__Given instruction__
Return the data exactly, with all pictures removed.

__Information given__
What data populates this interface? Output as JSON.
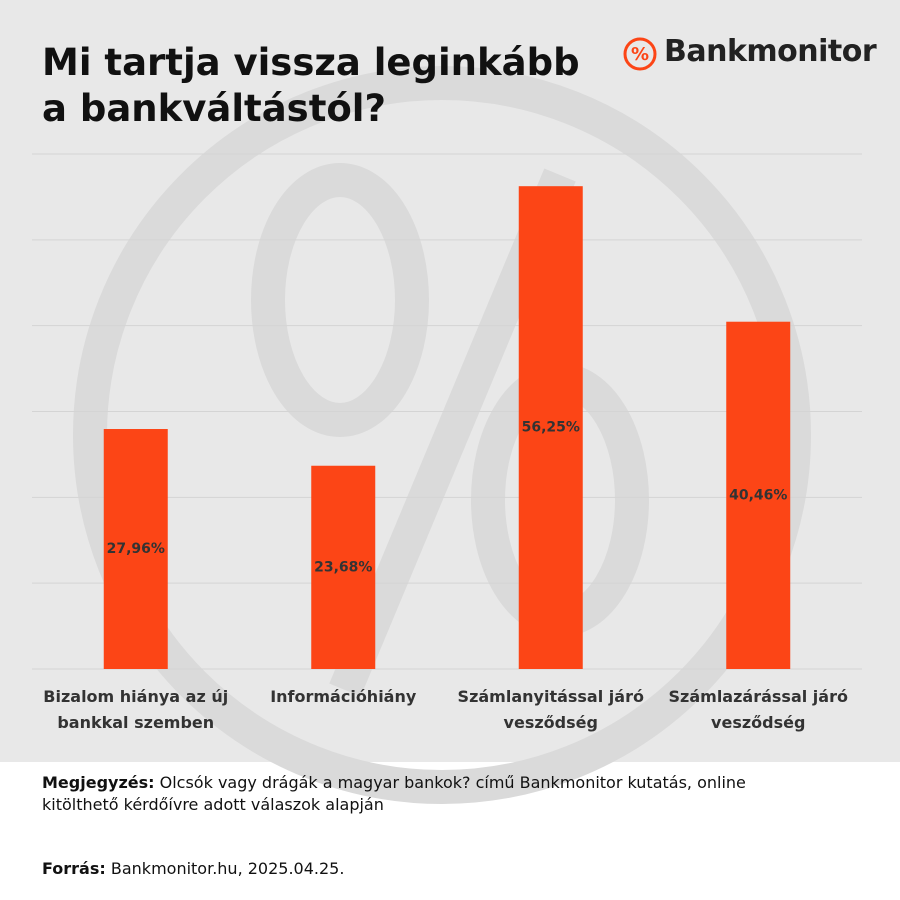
{
  "brand": "Bankmonitor",
  "chart_data": {
    "type": "bar",
    "title": "Mi tartja vissza leginkább a bankváltástól?",
    "categories": [
      "Bizalom hiánya az új bankkal szemben",
      "Információhiány",
      "Számlanyitással járó vesződség",
      "Számlazárással járó vesződség"
    ],
    "values": [
      27.96,
      23.68,
      56.25,
      40.46
    ],
    "value_labels": [
      "27,96%",
      "23,68%",
      "56,25%",
      "40,46%"
    ],
    "color": "#fc4516",
    "ylim": [
      0,
      60
    ],
    "yticks": [
      0,
      10,
      20,
      30,
      40,
      50,
      60
    ],
    "grid": true
  },
  "note": {
    "label": "Megjegyzés:",
    "text": "Olcsók vagy drágák a magyar bankok? című Bankmonitor kutatás, online kitölthető kérdőívre adott válaszok alapján"
  },
  "source": {
    "label": "Forrás:",
    "text": "Bankmonitor.hu, 2025.04.25."
  }
}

__Correct output__
What data populates this interface? Output as JSON.
{
  "brand": "Bankmonitor",
  "chart_data": {
    "type": "bar",
    "title": "Mi tartja vissza leginkább a bankváltástól?",
    "categories": [
      "Bizalom hiánya az új bankkal szemben",
      "Információhiány",
      "Számlanyitással járó vesződség",
      "Számlazárással járó vesződség"
    ],
    "values": [
      27.96,
      23.68,
      56.25,
      40.46
    ],
    "value_labels": [
      "27,96%",
      "23,68%",
      "56,25%",
      "40,46%"
    ],
    "color": "#fc4516",
    "ylim": [
      0,
      60
    ],
    "yticks": [
      0,
      10,
      20,
      30,
      40,
      50,
      60
    ],
    "grid": true
  },
  "note": {
    "label": "Megjegyzés:",
    "text": "Olcsók vagy drágák a magyar bankok? című Bankmonitor kutatás, online kitölthető kérdőívre adott válaszok alapján"
  },
  "source": {
    "label": "Forrás:",
    "text": "Bankmonitor.hu, 2025.04.25."
  }
}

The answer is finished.